(Stored data)

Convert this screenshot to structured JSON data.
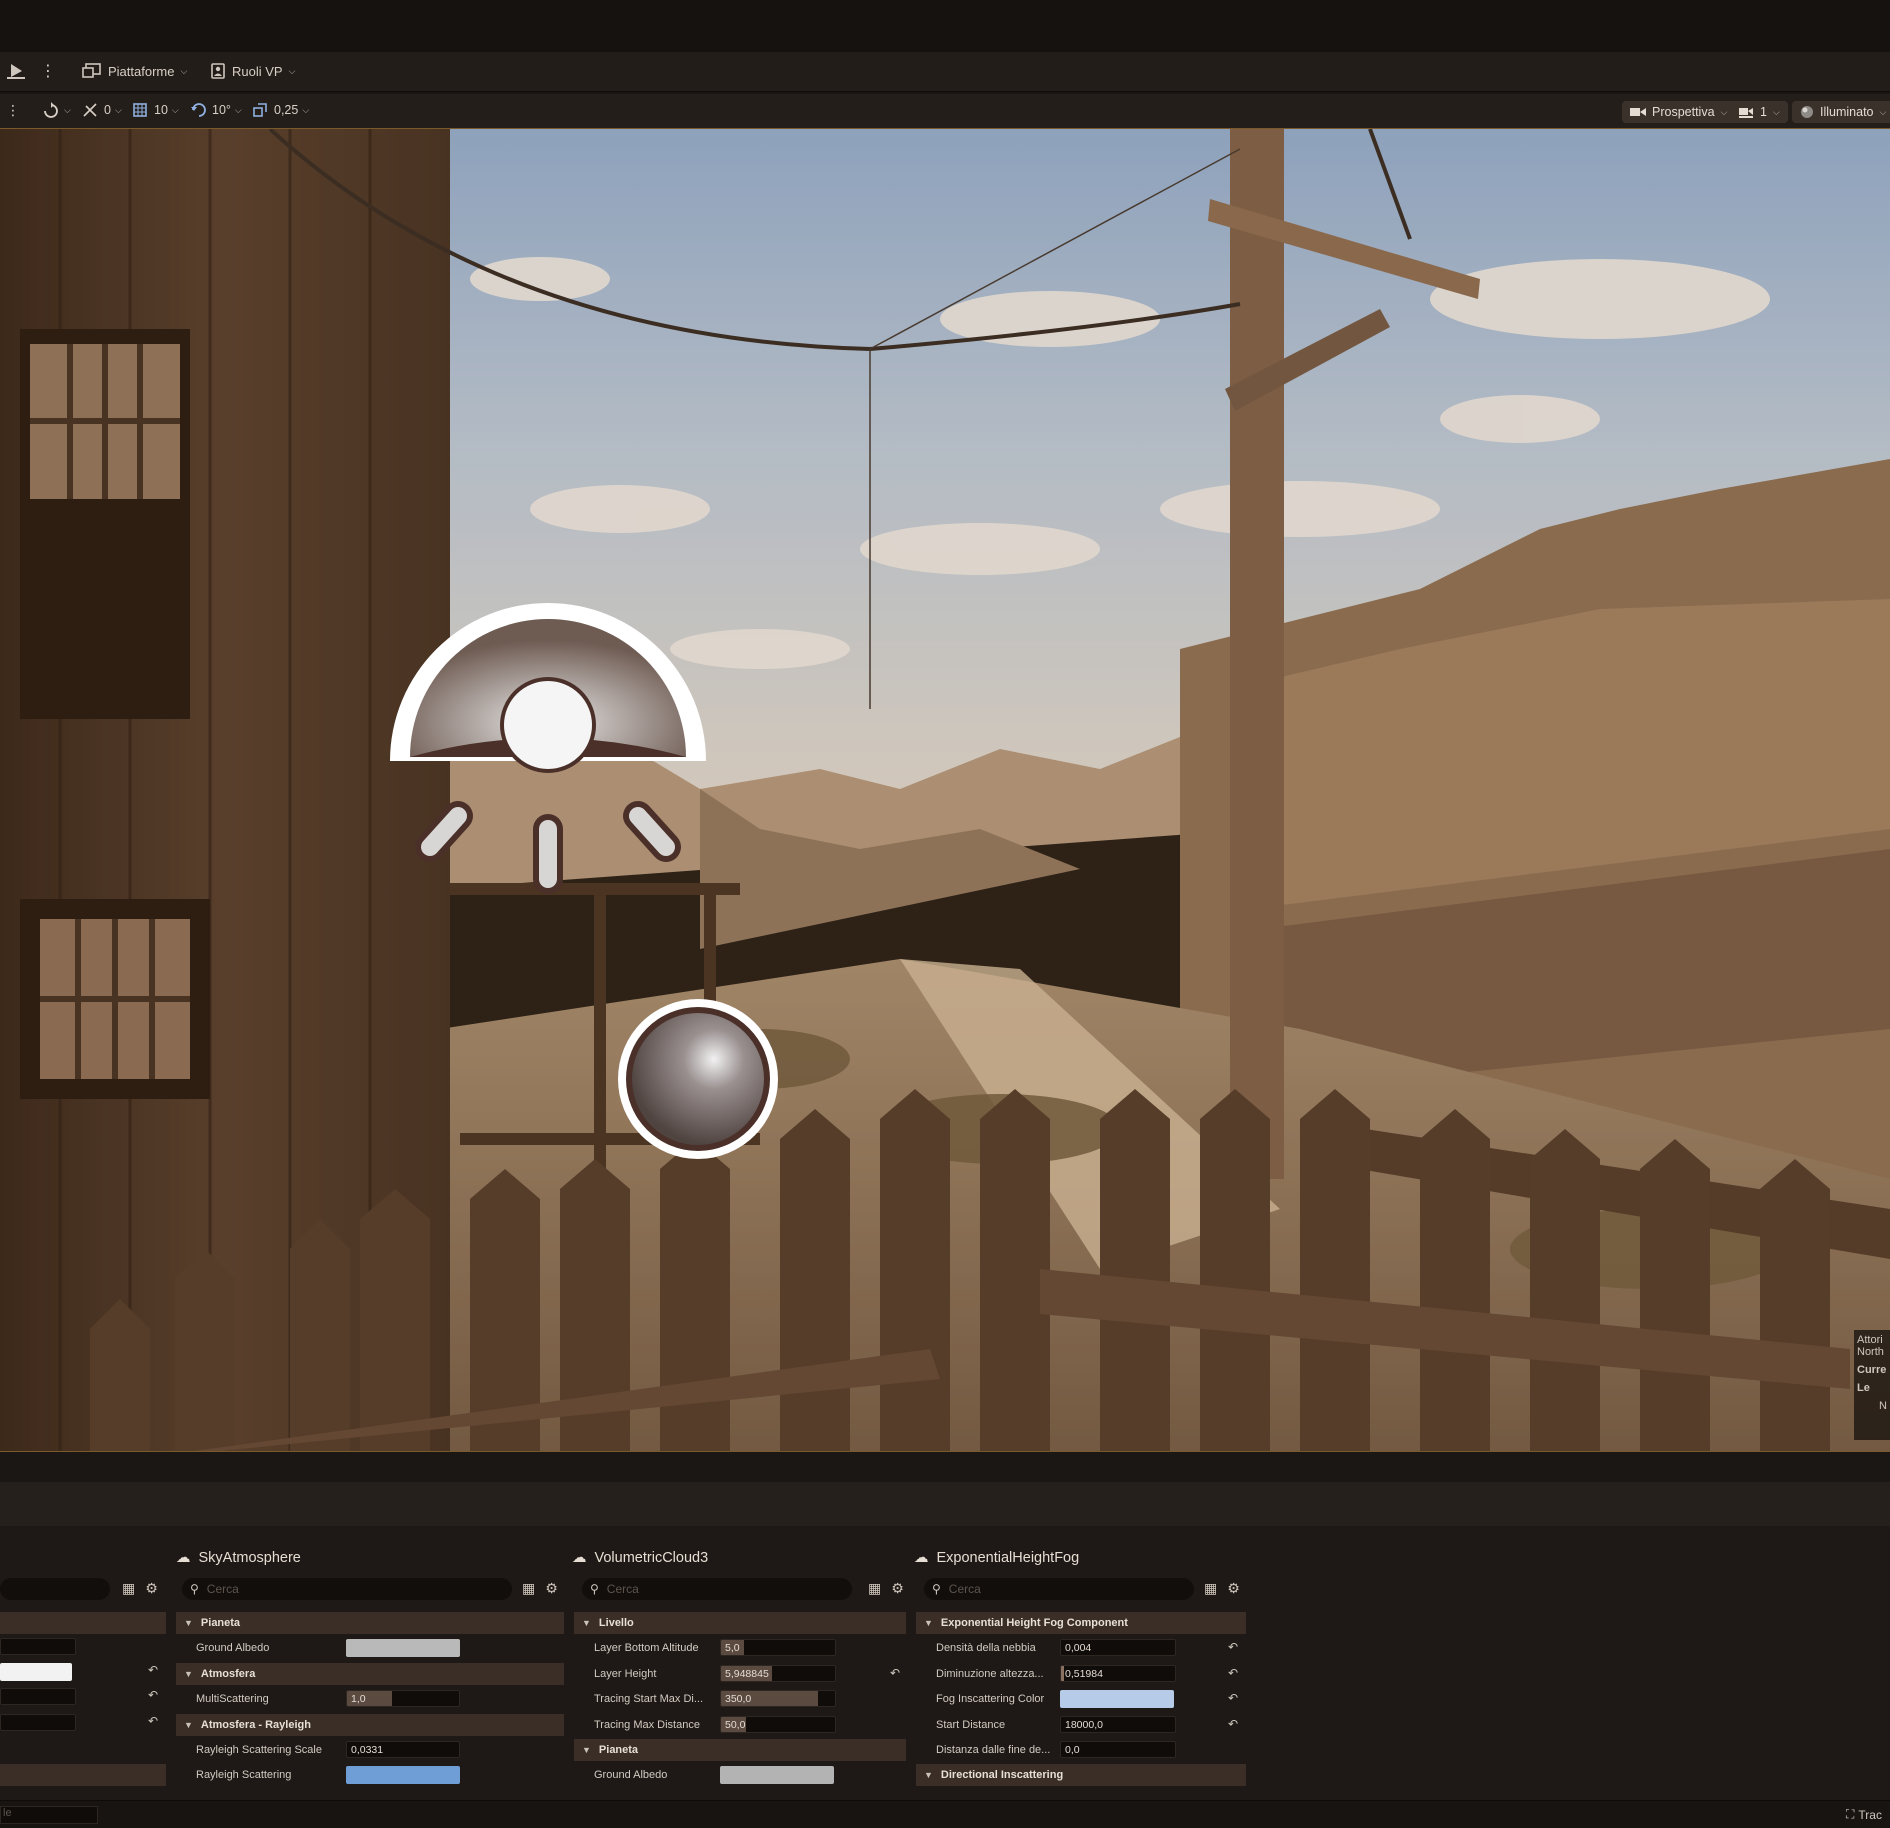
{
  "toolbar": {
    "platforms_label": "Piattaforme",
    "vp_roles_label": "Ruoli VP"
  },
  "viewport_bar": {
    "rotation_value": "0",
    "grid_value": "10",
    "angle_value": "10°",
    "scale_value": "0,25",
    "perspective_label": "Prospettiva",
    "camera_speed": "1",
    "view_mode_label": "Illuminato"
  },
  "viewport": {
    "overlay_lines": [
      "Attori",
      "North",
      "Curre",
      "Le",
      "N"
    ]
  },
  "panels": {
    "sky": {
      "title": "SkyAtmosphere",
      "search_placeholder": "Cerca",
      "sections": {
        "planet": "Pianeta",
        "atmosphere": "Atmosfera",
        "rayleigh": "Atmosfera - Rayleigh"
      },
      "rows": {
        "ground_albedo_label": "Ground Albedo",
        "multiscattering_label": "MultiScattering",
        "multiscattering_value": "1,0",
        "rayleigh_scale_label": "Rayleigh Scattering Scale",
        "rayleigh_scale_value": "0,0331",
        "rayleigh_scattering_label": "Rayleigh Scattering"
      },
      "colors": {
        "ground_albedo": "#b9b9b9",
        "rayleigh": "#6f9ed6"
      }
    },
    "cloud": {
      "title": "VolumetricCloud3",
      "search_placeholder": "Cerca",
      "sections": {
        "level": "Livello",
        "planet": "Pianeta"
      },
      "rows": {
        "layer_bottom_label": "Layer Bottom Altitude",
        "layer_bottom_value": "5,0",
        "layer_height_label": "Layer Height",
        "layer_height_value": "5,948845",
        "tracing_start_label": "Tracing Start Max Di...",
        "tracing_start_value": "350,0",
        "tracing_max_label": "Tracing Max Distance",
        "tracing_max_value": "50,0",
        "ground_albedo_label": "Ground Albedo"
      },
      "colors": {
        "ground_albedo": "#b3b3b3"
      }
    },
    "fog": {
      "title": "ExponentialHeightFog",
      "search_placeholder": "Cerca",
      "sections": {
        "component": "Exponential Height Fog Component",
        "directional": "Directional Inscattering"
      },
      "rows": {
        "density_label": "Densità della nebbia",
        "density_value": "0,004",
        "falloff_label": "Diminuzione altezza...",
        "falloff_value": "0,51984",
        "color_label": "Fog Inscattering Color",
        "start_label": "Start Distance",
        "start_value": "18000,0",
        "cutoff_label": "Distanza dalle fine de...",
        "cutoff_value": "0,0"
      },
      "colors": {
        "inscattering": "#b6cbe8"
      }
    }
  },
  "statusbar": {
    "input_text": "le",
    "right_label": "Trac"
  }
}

EXERCISE PROMPT:
Copy out every line of the material above that mentions the word "title".

FINISHED ANSWER:
      "title": "SkyAtmosphere",
      "title": "VolumetricCloud3",
      "title": "ExponentialHeightFog",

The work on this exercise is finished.